EXERCISE TASK ▸ Copy out the listing exactly.

Data listing:
•••••

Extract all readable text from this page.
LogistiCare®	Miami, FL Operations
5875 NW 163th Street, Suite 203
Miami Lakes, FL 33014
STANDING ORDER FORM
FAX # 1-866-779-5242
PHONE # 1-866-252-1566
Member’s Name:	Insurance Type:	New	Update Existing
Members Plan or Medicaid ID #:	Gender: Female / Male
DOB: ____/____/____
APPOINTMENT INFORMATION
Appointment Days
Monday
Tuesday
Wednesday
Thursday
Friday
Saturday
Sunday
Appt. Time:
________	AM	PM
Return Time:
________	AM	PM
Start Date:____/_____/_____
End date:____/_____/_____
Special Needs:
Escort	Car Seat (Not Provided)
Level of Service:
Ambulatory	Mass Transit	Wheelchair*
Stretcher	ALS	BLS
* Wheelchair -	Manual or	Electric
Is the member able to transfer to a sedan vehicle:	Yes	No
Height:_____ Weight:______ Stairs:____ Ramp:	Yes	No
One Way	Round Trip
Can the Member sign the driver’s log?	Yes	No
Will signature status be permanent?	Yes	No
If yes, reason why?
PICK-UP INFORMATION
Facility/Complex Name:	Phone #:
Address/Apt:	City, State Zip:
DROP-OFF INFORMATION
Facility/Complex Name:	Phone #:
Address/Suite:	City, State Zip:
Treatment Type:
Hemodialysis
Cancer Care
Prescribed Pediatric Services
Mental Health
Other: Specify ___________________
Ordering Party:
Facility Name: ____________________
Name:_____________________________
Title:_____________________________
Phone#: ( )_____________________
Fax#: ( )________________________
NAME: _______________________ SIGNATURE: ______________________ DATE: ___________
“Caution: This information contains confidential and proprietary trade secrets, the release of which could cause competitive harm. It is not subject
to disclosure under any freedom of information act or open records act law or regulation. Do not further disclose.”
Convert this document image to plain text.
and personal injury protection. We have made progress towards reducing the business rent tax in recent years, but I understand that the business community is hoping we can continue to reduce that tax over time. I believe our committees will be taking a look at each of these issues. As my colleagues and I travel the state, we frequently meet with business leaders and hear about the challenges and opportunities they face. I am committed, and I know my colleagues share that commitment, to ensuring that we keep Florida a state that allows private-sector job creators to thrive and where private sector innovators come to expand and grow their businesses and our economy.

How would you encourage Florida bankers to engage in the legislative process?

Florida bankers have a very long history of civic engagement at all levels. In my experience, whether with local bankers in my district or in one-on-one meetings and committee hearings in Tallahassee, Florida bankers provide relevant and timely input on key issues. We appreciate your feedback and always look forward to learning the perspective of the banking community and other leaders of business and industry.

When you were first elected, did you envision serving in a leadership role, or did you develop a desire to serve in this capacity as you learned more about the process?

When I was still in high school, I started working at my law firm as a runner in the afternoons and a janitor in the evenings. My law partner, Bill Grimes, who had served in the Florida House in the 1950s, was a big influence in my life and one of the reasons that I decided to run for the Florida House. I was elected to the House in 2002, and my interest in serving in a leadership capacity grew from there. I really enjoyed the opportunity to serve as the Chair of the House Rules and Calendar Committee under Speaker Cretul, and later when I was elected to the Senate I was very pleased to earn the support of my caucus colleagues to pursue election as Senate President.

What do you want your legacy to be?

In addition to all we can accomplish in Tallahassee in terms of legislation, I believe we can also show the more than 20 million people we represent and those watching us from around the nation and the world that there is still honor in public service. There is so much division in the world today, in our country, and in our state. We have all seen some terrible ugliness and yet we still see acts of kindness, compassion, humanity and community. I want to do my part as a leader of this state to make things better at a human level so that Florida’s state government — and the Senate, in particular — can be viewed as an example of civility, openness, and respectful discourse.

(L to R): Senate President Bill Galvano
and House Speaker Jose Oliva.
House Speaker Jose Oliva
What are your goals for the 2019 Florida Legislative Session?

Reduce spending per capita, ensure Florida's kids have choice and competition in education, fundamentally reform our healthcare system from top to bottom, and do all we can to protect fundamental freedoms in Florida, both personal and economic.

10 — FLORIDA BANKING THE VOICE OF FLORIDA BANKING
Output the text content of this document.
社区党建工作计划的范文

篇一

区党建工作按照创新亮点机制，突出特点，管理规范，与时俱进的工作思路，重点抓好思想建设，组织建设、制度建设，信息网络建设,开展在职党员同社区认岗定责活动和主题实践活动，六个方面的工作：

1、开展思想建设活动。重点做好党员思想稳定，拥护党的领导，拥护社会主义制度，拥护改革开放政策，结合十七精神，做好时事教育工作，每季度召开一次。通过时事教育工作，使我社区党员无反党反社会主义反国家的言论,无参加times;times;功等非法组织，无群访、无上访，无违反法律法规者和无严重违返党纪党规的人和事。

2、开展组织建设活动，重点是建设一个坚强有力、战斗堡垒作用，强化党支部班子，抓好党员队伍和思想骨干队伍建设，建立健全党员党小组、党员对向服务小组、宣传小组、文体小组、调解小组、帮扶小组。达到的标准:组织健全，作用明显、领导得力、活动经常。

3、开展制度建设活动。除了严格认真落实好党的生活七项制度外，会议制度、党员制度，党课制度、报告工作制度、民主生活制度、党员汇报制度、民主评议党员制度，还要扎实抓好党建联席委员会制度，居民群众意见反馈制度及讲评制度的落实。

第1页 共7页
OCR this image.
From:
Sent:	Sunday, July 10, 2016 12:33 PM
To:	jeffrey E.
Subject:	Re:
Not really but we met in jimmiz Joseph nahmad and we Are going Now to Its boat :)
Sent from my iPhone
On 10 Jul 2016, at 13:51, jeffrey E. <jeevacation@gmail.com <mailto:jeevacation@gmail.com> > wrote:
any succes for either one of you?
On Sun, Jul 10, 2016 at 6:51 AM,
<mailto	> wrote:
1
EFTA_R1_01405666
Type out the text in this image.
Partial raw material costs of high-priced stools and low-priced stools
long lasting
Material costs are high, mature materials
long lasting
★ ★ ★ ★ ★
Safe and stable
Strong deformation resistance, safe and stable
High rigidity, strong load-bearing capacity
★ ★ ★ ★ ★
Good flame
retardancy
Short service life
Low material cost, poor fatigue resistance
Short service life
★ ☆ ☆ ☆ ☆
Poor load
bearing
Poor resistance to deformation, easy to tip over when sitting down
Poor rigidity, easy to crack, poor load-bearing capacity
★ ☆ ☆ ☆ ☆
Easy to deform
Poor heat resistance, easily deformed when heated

•••••

OUTPUT ▸
Extract all readable text from this page.
LogistiCare®	Miami, FL Operations
5875 NW 163th Street, Suite 203
Miami Lakes, FL 33014
STANDING ORDER FORM
FAX # 1-866-779-5242
PHONE # 1-866-252-1566
Member’s Name:	Insurance Type:	New	Update Existing
Members Plan or Medicaid ID #:	Gender: Female / Male
DOB: ____/____/____
APPOINTMENT INFORMATION
Appointment Days
Monday
Tuesday
Wednesday
Thursday
Friday
Saturday
Sunday
Appt. Time:
________	AM	PM
Return Time:
________	AM	PM
Start Date:____/_____/_____
End date:____/_____/_____
Special Needs:
Escort	Car Seat (Not Provided)
Level of Service:
Ambulatory	Mass Transit	Wheelchair*
Stretcher	ALS	BLS
* Wheelchair -	Manual or	Electric
Is the member able to transfer to a sedan vehicle:	Yes	No
Height:_____ Weight:______ Stairs:____ Ramp:	Yes	No
One Way	Round Trip
Can the Member sign the driver’s log?	Yes	No
Will signature status be permanent?	Yes	No
If yes, reason why?
PICK-UP INFORMATION
Facility/Complex Name:	Phone #:
Address/Apt:	City, State Zip:
DROP-OFF INFORMATION
Facility/Complex Name:	Phone #:
Address/Suite:	City, State Zip:
Treatment Type:
Hemodialysis
Cancer Care
Prescribed Pediatric Services
Mental Health
Other: Specify ___________________
Ordering Party:
Facility Name: ____________________
Name:_____________________________
Title:_____________________________
Phone#: ( )_____________________
Fax#: ( )________________________
NAME: _______________________ SIGNATURE: ______________________ DATE: ___________
“Caution: This information contains confidential and proprietary trade secrets, the release of which could cause competitive harm. It is not subject
to disclosure under any freedom of information act or open records act law or regulation. Do not further disclose.”
Convert this document image to plain text.
and personal injury protection. We have made progress towards reducing the business rent tax in recent years, but I understand that the business community is hoping we can continue to reduce that tax over time. I believe our committees will be taking a look at each of these issues. As my colleagues and I travel the state, we frequently meet with business leaders and hear about the challenges and opportunities they face. I am committed, and I know my colleagues share that commitment, to ensuring that we keep Florida a state that allows private-sector job creators to thrive and where private sector innovators come to expand and grow their businesses and our economy.

How would you encourage Florida bankers to engage in the legislative process?

Florida bankers have a very long history of civic engagement at all levels. In my experience, whether with local bankers in my district or in one-on-one meetings and committee hearings in Tallahassee, Florida bankers provide relevant and timely input on key issues. We appreciate your feedback and always look forward to learning the perspective of the banking community and other leaders of business and industry.

When you were first elected, did you envision serving in a leadership role, or did you develop a desire to serve in this capacity as you learned more about the process?

When I was still in high school, I started working at my law firm as a runner in the afternoons and a janitor in the evenings. My law partner, Bill Grimes, who had served in the Florida House in the 1950s, was a big influence in my life and one of the reasons that I decided to run for the Florida House. I was elected to the House in 2002, and my interest in serving in a leadership capacity grew from there. I really enjoyed the opportunity to serve as the Chair of the House Rules and Calendar Committee under Speaker Cretul, and later when I was elected to the Senate I was very pleased to earn the support of my caucus colleagues to pursue election as Senate President.

What do you want your legacy to be?

In addition to all we can accomplish in Tallahassee in terms of legislation, I believe we can also show the more than 20 million people we represent and those watching us from around the nation and the world that there is still honor in public service. There is so much division in the world today, in our country, and in our state. We have all seen some terrible ugliness and yet we still see acts of kindness, compassion, humanity and community. I want to do my part as a leader of this state to make things better at a human level so that Florida’s state government — and the Senate, in particular — can be viewed as an example of civility, openness, and respectful discourse.

(L to R): Senate President Bill Galvano
and House Speaker Jose Oliva.
House Speaker Jose Oliva
What are your goals for the 2019 Florida Legislative Session?

Reduce spending per capita, ensure Florida's kids have choice and competition in education, fundamentally reform our healthcare system from top to bottom, and do all we can to protect fundamental freedoms in Florida, both personal and economic.

10 — FLORIDA BANKING THE VOICE OF FLORIDA BANKING
Output the text content of this document.
社区党建工作计划的范文

篇一

区党建工作按照创新亮点机制，突出特点，管理规范，与时俱进的工作思路，重点抓好思想建设，组织建设、制度建设，信息网络建设,开展在职党员同社区认岗定责活动和主题实践活动，六个方面的工作：

1、开展思想建设活动。重点做好党员思想稳定，拥护党的领导，拥护社会主义制度，拥护改革开放政策，结合十七精神，做好时事教育工作，每季度召开一次。通过时事教育工作，使我社区党员无反党反社会主义反国家的言论,无参加times;times;功等非法组织，无群访、无上访，无违反法律法规者和无严重违返党纪党规的人和事。

2、开展组织建设活动，重点是建设一个坚强有力、战斗堡垒作用，强化党支部班子，抓好党员队伍和思想骨干队伍建设，建立健全党员党小组、党员对向服务小组、宣传小组、文体小组、调解小组、帮扶小组。达到的标准:组织健全，作用明显、领导得力、活动经常。

3、开展制度建设活动。除了严格认真落实好党的生活七项制度外，会议制度、党员制度，党课制度、报告工作制度、民主生活制度、党员汇报制度、民主评议党员制度，还要扎实抓好党建联席委员会制度，居民群众意见反馈制度及讲评制度的落实。

第1页 共7页
OCR this image.
From:
Sent:	Sunday, July 10, 2016 12:33 PM
To:	jeffrey E.
Subject:	Re:
Not really but we met in jimmiz Joseph nahmad and we Are going Now to Its boat :)
Sent from my iPhone
On 10 Jul 2016, at 13:51, jeffrey E. <jeevacation@gmail.com <mailto:jeevacation@gmail.com> > wrote:
any succes for either one of you?
On Sun, Jul 10, 2016 at 6:51 AM,
<mailto	> wrote:
1
EFTA_R1_01405666
Type out the text in this image.
Partial raw material costs of high-priced stools and low-priced stools
long lasting
Material costs are high, mature materials
long lasting
★ ★ ★ ★ ★
Safe and stable
Strong deformation resistance, safe and stable
High rigidity, strong load-bearing capacity
★ ★ ★ ★ ★
Good flame
retardancy
Short service life
Low material cost, poor fatigue resistance
Short service life
★ ☆ ☆ ☆ ☆
Poor load
bearing
Poor resistance to deformation, easy to tip over when sitting down
Poor rigidity, easy to crack, poor load-bearing capacity
★ ☆ ☆ ☆ ☆
Easy to deform
Poor heat resistance, easily deformed when heated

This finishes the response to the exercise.